§ **THE TASK**:
Find how many lines in the material hold the word "взрывом", then state that number and nothing more.

§ **DATASET RECORDS**:
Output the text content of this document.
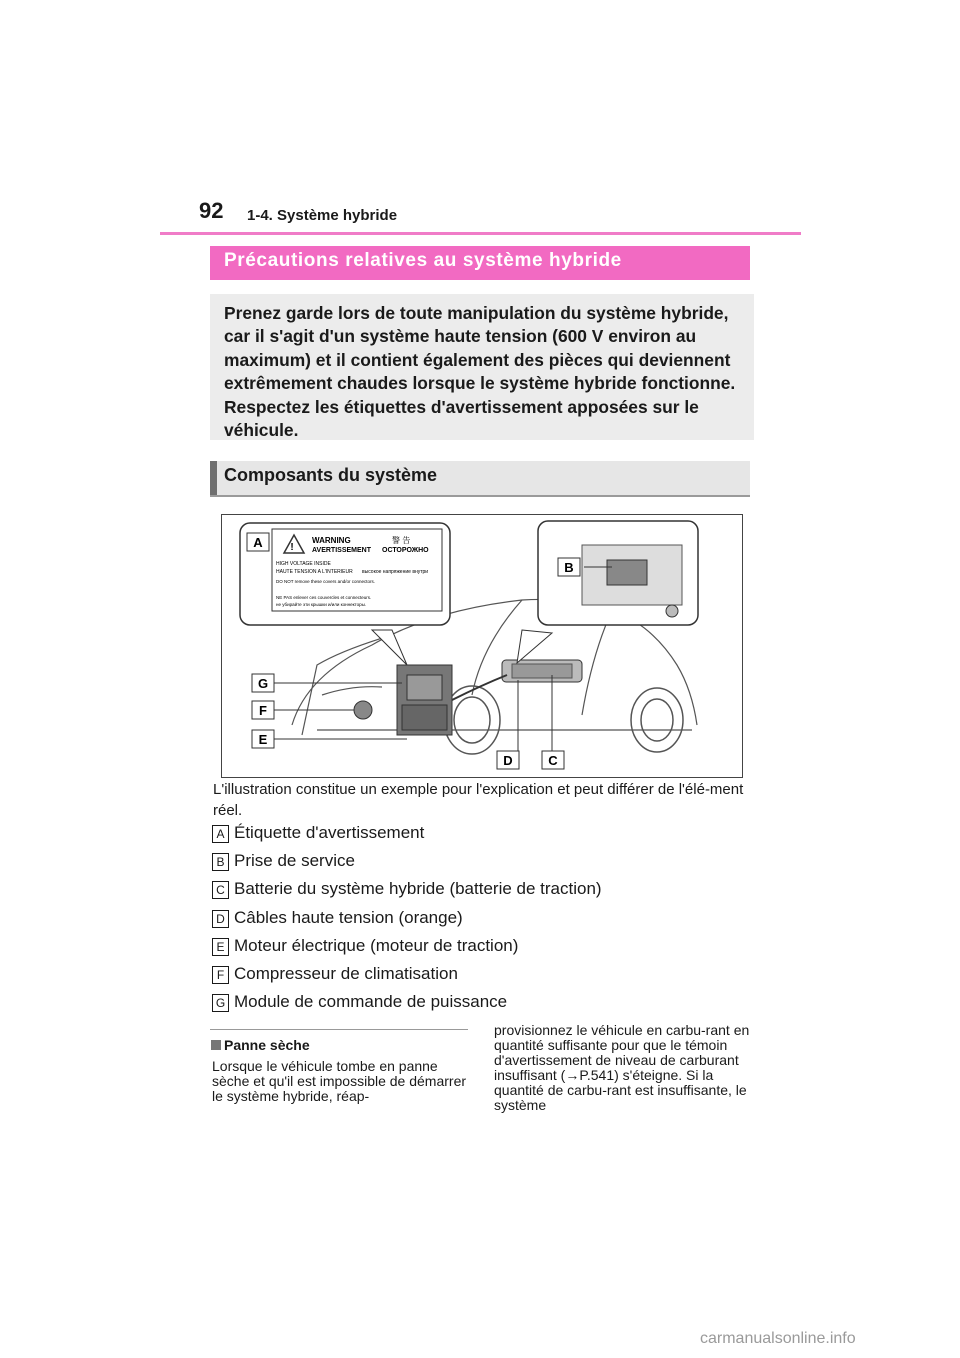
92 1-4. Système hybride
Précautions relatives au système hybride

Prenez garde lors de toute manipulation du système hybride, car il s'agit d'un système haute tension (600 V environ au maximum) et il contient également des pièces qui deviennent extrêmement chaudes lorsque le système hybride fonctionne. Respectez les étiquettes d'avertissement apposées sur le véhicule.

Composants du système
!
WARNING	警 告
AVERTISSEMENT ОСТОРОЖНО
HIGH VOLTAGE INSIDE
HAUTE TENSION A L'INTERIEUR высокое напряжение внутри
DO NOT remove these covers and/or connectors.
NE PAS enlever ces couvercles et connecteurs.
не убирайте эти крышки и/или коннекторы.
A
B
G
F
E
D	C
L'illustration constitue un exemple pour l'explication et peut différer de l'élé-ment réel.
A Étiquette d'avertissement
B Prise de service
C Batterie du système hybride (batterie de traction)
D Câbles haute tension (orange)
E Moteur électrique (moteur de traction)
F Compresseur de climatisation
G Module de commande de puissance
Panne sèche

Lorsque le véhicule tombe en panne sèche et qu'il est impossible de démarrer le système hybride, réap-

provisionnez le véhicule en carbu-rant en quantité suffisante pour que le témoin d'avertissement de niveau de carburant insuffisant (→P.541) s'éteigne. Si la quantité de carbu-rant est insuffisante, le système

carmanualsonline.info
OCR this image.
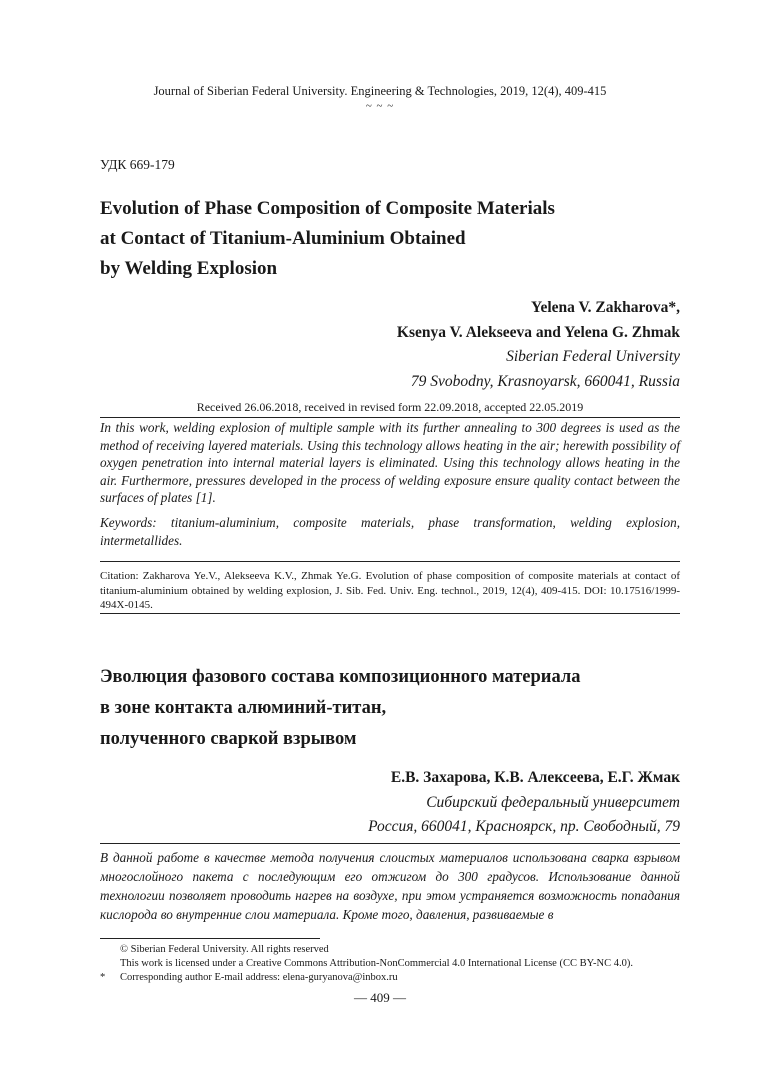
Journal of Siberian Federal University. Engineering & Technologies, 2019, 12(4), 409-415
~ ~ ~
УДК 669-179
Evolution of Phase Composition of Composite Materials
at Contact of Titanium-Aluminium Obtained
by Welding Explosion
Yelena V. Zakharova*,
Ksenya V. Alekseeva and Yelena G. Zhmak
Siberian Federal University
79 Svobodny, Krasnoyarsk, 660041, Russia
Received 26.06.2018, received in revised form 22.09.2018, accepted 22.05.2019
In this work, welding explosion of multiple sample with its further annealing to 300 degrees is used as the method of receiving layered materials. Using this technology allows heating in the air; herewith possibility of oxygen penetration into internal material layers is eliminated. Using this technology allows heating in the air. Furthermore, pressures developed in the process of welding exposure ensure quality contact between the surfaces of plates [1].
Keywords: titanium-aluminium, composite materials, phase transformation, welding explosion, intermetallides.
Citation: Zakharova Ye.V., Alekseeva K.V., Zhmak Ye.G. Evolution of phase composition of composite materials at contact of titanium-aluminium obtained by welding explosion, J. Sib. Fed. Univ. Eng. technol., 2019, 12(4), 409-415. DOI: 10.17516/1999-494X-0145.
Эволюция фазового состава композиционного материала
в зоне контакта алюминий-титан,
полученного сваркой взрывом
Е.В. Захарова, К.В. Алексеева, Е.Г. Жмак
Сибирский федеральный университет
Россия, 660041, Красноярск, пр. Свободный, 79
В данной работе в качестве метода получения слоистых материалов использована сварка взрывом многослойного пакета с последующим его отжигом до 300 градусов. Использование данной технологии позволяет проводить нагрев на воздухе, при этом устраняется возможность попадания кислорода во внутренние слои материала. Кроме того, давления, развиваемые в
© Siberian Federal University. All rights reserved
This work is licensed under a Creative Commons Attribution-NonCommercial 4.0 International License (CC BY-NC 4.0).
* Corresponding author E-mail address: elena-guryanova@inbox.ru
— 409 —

...

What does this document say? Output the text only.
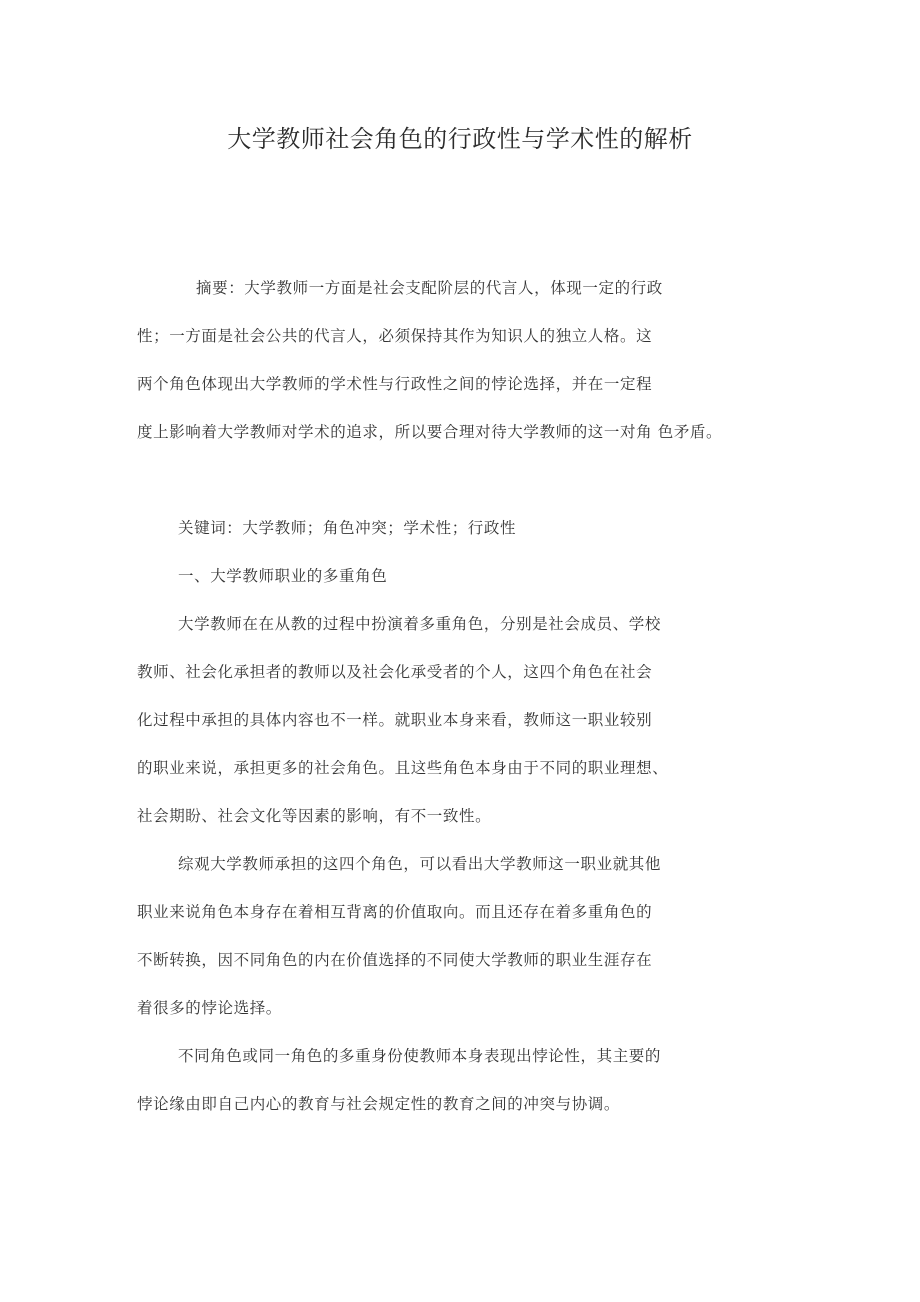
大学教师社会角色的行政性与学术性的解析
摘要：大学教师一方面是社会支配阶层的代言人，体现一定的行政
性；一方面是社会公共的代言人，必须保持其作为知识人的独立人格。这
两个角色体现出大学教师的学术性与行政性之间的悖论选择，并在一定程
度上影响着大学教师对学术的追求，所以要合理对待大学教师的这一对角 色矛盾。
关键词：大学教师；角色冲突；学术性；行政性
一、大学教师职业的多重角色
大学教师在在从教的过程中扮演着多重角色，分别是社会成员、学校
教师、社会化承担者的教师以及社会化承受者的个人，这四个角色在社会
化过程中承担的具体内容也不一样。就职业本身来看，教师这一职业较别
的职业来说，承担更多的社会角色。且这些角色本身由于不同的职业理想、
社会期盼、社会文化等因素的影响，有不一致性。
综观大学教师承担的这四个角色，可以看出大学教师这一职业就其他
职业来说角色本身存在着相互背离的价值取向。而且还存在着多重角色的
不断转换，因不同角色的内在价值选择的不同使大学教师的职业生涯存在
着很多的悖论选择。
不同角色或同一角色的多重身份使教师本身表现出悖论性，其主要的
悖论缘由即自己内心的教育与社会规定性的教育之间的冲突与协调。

§ **WRITTEN ANSWER**:
2